— BEGIN PROVIDED DATA —
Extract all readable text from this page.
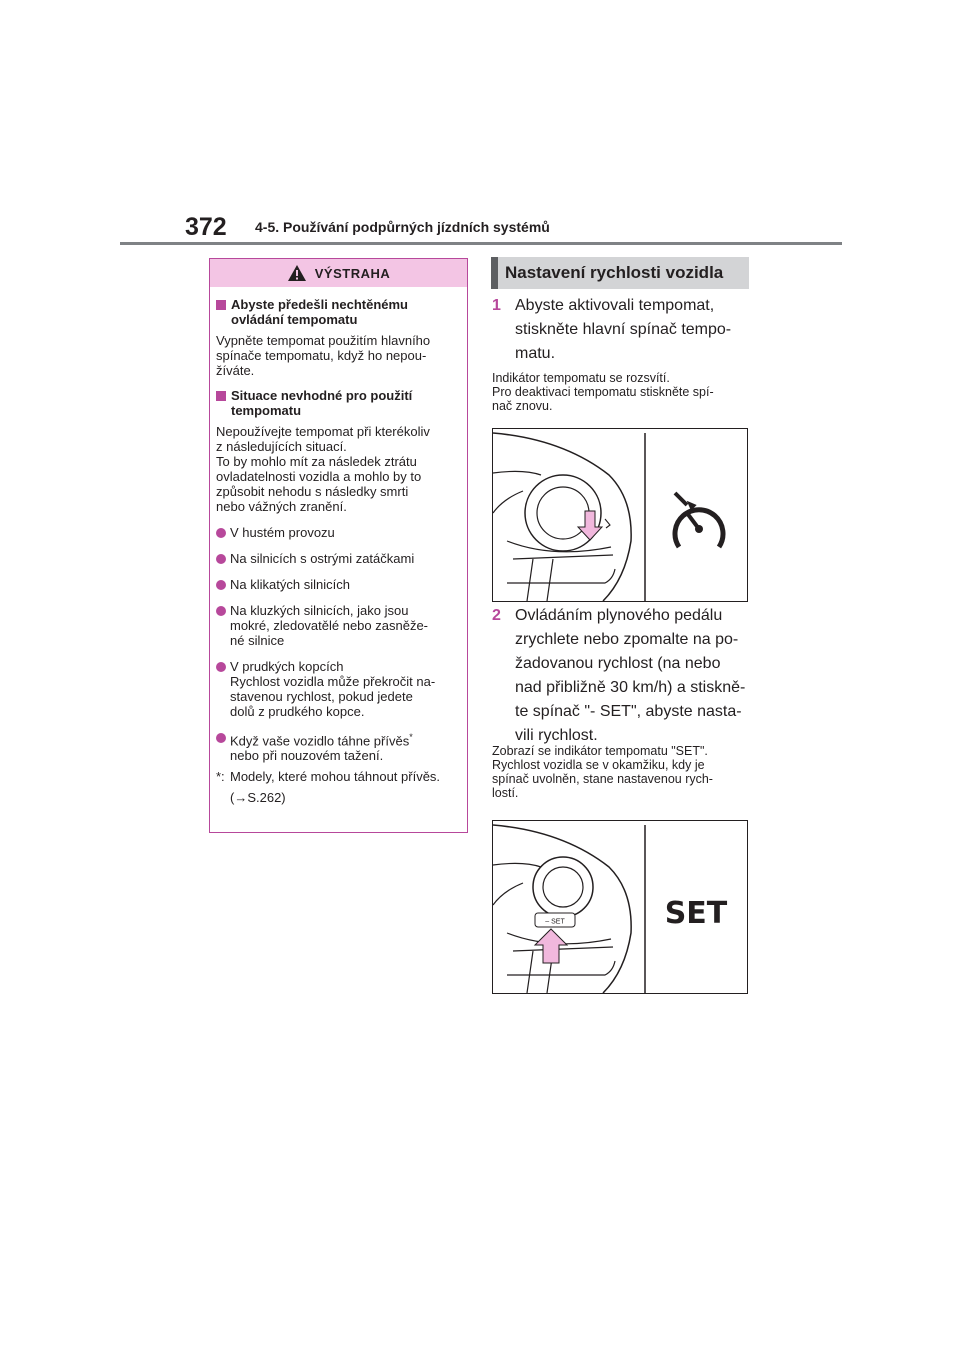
372 4-5. Používání podpůrných jízdních systémů
VÝSTRAHA
Abyste předešli nechtěnému ovládání tempomatu
Vypněte tempomat použitím hlavního
spínače tempomatu, když ho nepou-
žíváte.
Situace nevhodné pro použití tempomatu
Nepoužívejte tempomat při kterékoliv
z následujících situací.
To by mohlo mít za následek ztrátu
ovladatelnosti vozidla a mohlo by to
způsobit nehodu s následky smrti
nebo vážných zranění.
V hustém provozu
Na silnicích s ostrými zatáčkami
Na klikatých silnicích
Na kluzkých silnicích, jako jsou
mokré, zledovatělé nebo zasněže-
né silnice
V prudkých kopcích
Rychlost vozidla může překročit na-
stavenou rychlost, pokud jedete
dolů z prudkého kopce.
Když vaše vozidlo táhne přívěs*
nebo při nouzovém tažení.
*: Modely, které mohou táhnout přívěs.
(→S.262)
Nastavení rychlosti vozidla
1 Abyste aktivovali tempomat,
stiskněte hlavní spínač tempo-
matu.
Indikátor tempomatu se rozsvítí.
Pro deaktivaci tempomatu stiskněte spí-
nač znovu.
2 Ovládáním plynového pedálu
zrychlete nebo zpomalte na po-
žadovanou rychlost (na nebo
nad přibližně 30 km/h) a stiskně-
te spínač "- SET", abyste nasta-
vili rychlost.
Zobrazí se indikátor tempomatu "SET".
Rychlost vozidla se v okamžiku, kdy je
spínač uvolněn, stane nastavenou rych-
lostí.
– SET	SET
— END PROVIDED DATA —
▸ SET TASK
Nothing but the pictures may be dropped; output the records above exactly.

▸ SOLUTION BELOW
Extract all readable text from this page.
372 4-5. Používání podpůrných jízdních systémů
VÝSTRAHA
Abyste předešli nechtěnému ovládání tempomatu
Vypněte tempomat použitím hlavního
spínače tempomatu, když ho nepou-
žíváte.
Situace nevhodné pro použití tempomatu
Nepoužívejte tempomat při kterékoliv
z následujících situací.
To by mohlo mít za následek ztrátu
ovladatelnosti vozidla a mohlo by to
způsobit nehodu s následky smrti
nebo vážných zranění.
V hustém provozu
Na silnicích s ostrými zatáčkami
Na klikatých silnicích
Na kluzkých silnicích, jako jsou
mokré, zledovatělé nebo zasněže-
né silnice
V prudkých kopcích
Rychlost vozidla může překročit na-
stavenou rychlost, pokud jedete
dolů z prudkého kopce.
Když vaše vozidlo táhne přívěs*
nebo při nouzovém tažení.
*: Modely, které mohou táhnout přívěs.
(→S.262)
Nastavení rychlosti vozidla
1 Abyste aktivovali tempomat,
stiskněte hlavní spínač tempo-
matu.
Indikátor tempomatu se rozsvítí.
Pro deaktivaci tempomatu stiskněte spí-
nač znovu.
2 Ovládáním plynového pedálu
zrychlete nebo zpomalte na po-
žadovanou rychlost (na nebo
nad přibližně 30 km/h) a stiskně-
te spínač "- SET", abyste nasta-
vili rychlost.
Zobrazí se indikátor tempomatu "SET".
Rychlost vozidla se v okamžiku, kdy je
spínač uvolněn, stane nastavenou rych-
lostí.
– SET	SET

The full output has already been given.